What you are asked to do: Each entry below must be repeated exactly, with pictures left out.

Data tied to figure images

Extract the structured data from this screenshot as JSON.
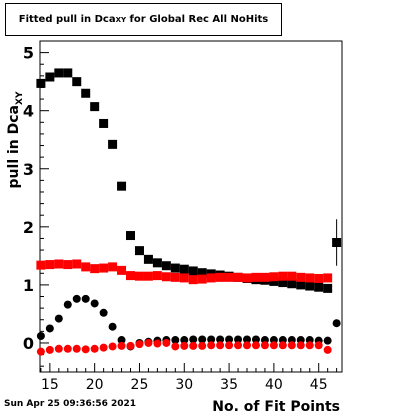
{
  "chart_data": {
    "type": "scatter",
    "title_main": "Fitted pull in Dca",
    "title_sub": "XY",
    "title_tail": " for Global Rec All NoHits",
    "xlabel": "No. of Fit Points",
    "ylabel_main": "pull in Dca",
    "ylabel_sub": "XY",
    "xlim": [
      13.9,
      47.6
    ],
    "ylim": [
      -0.5,
      5.2
    ],
    "x_ticks": [
      15,
      20,
      25,
      30,
      35,
      40,
      45
    ],
    "y_ticks": [
      0,
      1,
      2,
      3,
      4,
      5
    ],
    "footer": "Sun Apr 25 09:36:56 2021",
    "series": [
      {
        "color": "#000000",
        "marker": "square",
        "x": [
          14,
          15,
          16,
          17,
          18,
          19,
          20,
          21,
          22,
          23,
          24,
          25,
          26,
          27,
          28,
          29,
          30,
          31,
          32,
          33,
          34,
          35,
          36,
          37,
          38,
          39,
          40,
          41,
          42,
          43,
          44,
          45,
          46,
          47
        ],
        "y": [
          4.47,
          4.58,
          4.65,
          4.65,
          4.5,
          4.3,
          4.07,
          3.78,
          3.42,
          2.7,
          1.85,
          1.59,
          1.44,
          1.38,
          1.33,
          1.29,
          1.27,
          1.24,
          1.21,
          1.19,
          1.17,
          1.15,
          1.13,
          1.11,
          1.09,
          1.08,
          1.06,
          1.04,
          1.02,
          1.0,
          0.98,
          0.96,
          0.94,
          1.73
        ],
        "err": [
          0,
          0,
          0,
          0,
          0,
          0,
          0,
          0,
          0,
          0,
          0,
          0,
          0,
          0,
          0,
          0,
          0,
          0,
          0,
          0,
          0,
          0,
          0,
          0,
          0,
          0,
          0,
          0,
          0,
          0,
          0,
          0,
          0,
          0.4
        ]
      },
      {
        "color": "#ff0000",
        "marker": "square",
        "x": [
          14,
          15,
          16,
          17,
          18,
          19,
          20,
          21,
          22,
          23,
          24,
          25,
          26,
          27,
          28,
          29,
          30,
          31,
          32,
          33,
          34,
          35,
          36,
          37,
          38,
          39,
          40,
          41,
          42,
          43,
          44,
          45,
          46
        ],
        "y": [
          1.34,
          1.35,
          1.36,
          1.35,
          1.36,
          1.31,
          1.28,
          1.29,
          1.31,
          1.25,
          1.16,
          1.15,
          1.15,
          1.16,
          1.14,
          1.13,
          1.12,
          1.09,
          1.1,
          1.12,
          1.13,
          1.13,
          1.13,
          1.12,
          1.13,
          1.13,
          1.14,
          1.15,
          1.15,
          1.13,
          1.12,
          1.11,
          1.12
        ]
      },
      {
        "color": "#000000",
        "marker": "circle",
        "x": [
          14,
          15,
          16,
          17,
          18,
          19,
          20,
          21,
          22,
          23,
          24,
          25,
          26,
          27,
          28,
          29,
          30,
          31,
          32,
          33,
          34,
          35,
          36,
          37,
          38,
          39,
          40,
          41,
          42,
          43,
          44,
          45,
          46,
          47
        ],
        "y": [
          0.12,
          0.25,
          0.42,
          0.66,
          0.76,
          0.76,
          0.68,
          0.52,
          0.28,
          0.05,
          -0.06,
          0.0,
          0.02,
          0.04,
          0.05,
          0.05,
          0.05,
          0.06,
          0.06,
          0.06,
          0.06,
          0.06,
          0.06,
          0.06,
          0.06,
          0.05,
          0.05,
          0.05,
          0.05,
          0.05,
          0.05,
          0.04,
          0.04,
          0.34
        ]
      },
      {
        "color": "#ff0000",
        "marker": "circle",
        "x": [
          14,
          15,
          16,
          17,
          18,
          19,
          20,
          21,
          22,
          23,
          24,
          25,
          26,
          27,
          28,
          29,
          30,
          31,
          32,
          33,
          34,
          35,
          36,
          37,
          38,
          39,
          40,
          41,
          42,
          43,
          44,
          45,
          46
        ],
        "y": [
          -0.15,
          -0.12,
          -0.1,
          -0.1,
          -0.1,
          -0.11,
          -0.1,
          -0.08,
          -0.06,
          -0.05,
          -0.05,
          -0.02,
          0.0,
          -0.01,
          0.0,
          -0.06,
          -0.05,
          -0.05,
          -0.05,
          -0.04,
          -0.04,
          -0.04,
          -0.04,
          -0.04,
          -0.04,
          -0.04,
          -0.04,
          -0.04,
          -0.04,
          -0.04,
          -0.04,
          -0.04,
          -0.12
        ]
      }
    ]
  }
}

Worked answer:
Extract the structured data from this screenshot as JSON.
{
  "chart_data": {
    "type": "scatter",
    "title_main": "Fitted pull in Dca",
    "title_sub": "XY",
    "title_tail": " for Global Rec All NoHits",
    "xlabel": "No. of Fit Points",
    "ylabel_main": "pull in Dca",
    "ylabel_sub": "XY",
    "xlim": [
      13.9,
      47.6
    ],
    "ylim": [
      -0.5,
      5.2
    ],
    "x_ticks": [
      15,
      20,
      25,
      30,
      35,
      40,
      45
    ],
    "y_ticks": [
      0,
      1,
      2,
      3,
      4,
      5
    ],
    "footer": "Sun Apr 25 09:36:56 2021",
    "series": [
      {
        "color": "#000000",
        "marker": "square",
        "x": [
          14,
          15,
          16,
          17,
          18,
          19,
          20,
          21,
          22,
          23,
          24,
          25,
          26,
          27,
          28,
          29,
          30,
          31,
          32,
          33,
          34,
          35,
          36,
          37,
          38,
          39,
          40,
          41,
          42,
          43,
          44,
          45,
          46,
          47
        ],
        "y": [
          4.47,
          4.58,
          4.65,
          4.65,
          4.5,
          4.3,
          4.07,
          3.78,
          3.42,
          2.7,
          1.85,
          1.59,
          1.44,
          1.38,
          1.33,
          1.29,
          1.27,
          1.24,
          1.21,
          1.19,
          1.17,
          1.15,
          1.13,
          1.11,
          1.09,
          1.08,
          1.06,
          1.04,
          1.02,
          1.0,
          0.98,
          0.96,
          0.94,
          1.73
        ],
        "err": [
          0,
          0,
          0,
          0,
          0,
          0,
          0,
          0,
          0,
          0,
          0,
          0,
          0,
          0,
          0,
          0,
          0,
          0,
          0,
          0,
          0,
          0,
          0,
          0,
          0,
          0,
          0,
          0,
          0,
          0,
          0,
          0,
          0,
          0.4
        ]
      },
      {
        "color": "#ff0000",
        "marker": "square",
        "x": [
          14,
          15,
          16,
          17,
          18,
          19,
          20,
          21,
          22,
          23,
          24,
          25,
          26,
          27,
          28,
          29,
          30,
          31,
          32,
          33,
          34,
          35,
          36,
          37,
          38,
          39,
          40,
          41,
          42,
          43,
          44,
          45,
          46
        ],
        "y": [
          1.34,
          1.35,
          1.36,
          1.35,
          1.36,
          1.31,
          1.28,
          1.29,
          1.31,
          1.25,
          1.16,
          1.15,
          1.15,
          1.16,
          1.14,
          1.13,
          1.12,
          1.09,
          1.1,
          1.12,
          1.13,
          1.13,
          1.13,
          1.12,
          1.13,
          1.13,
          1.14,
          1.15,
          1.15,
          1.13,
          1.12,
          1.11,
          1.12
        ]
      },
      {
        "color": "#000000",
        "marker": "circle",
        "x": [
          14,
          15,
          16,
          17,
          18,
          19,
          20,
          21,
          22,
          23,
          24,
          25,
          26,
          27,
          28,
          29,
          30,
          31,
          32,
          33,
          34,
          35,
          36,
          37,
          38,
          39,
          40,
          41,
          42,
          43,
          44,
          45,
          46,
          47
        ],
        "y": [
          0.12,
          0.25,
          0.42,
          0.66,
          0.76,
          0.76,
          0.68,
          0.52,
          0.28,
          0.05,
          -0.06,
          0.0,
          0.02,
          0.04,
          0.05,
          0.05,
          0.05,
          0.06,
          0.06,
          0.06,
          0.06,
          0.06,
          0.06,
          0.06,
          0.06,
          0.05,
          0.05,
          0.05,
          0.05,
          0.05,
          0.05,
          0.04,
          0.04,
          0.34
        ]
      },
      {
        "color": "#ff0000",
        "marker": "circle",
        "x": [
          14,
          15,
          16,
          17,
          18,
          19,
          20,
          21,
          22,
          23,
          24,
          25,
          26,
          27,
          28,
          29,
          30,
          31,
          32,
          33,
          34,
          35,
          36,
          37,
          38,
          39,
          40,
          41,
          42,
          43,
          44,
          45,
          46
        ],
        "y": [
          -0.15,
          -0.12,
          -0.1,
          -0.1,
          -0.1,
          -0.11,
          -0.1,
          -0.08,
          -0.06,
          -0.05,
          -0.05,
          -0.02,
          0.0,
          -0.01,
          0.0,
          -0.06,
          -0.05,
          -0.05,
          -0.05,
          -0.04,
          -0.04,
          -0.04,
          -0.04,
          -0.04,
          -0.04,
          -0.04,
          -0.04,
          -0.04,
          -0.04,
          -0.04,
          -0.04,
          -0.04,
          -0.12
        ]
      }
    ]
  }
}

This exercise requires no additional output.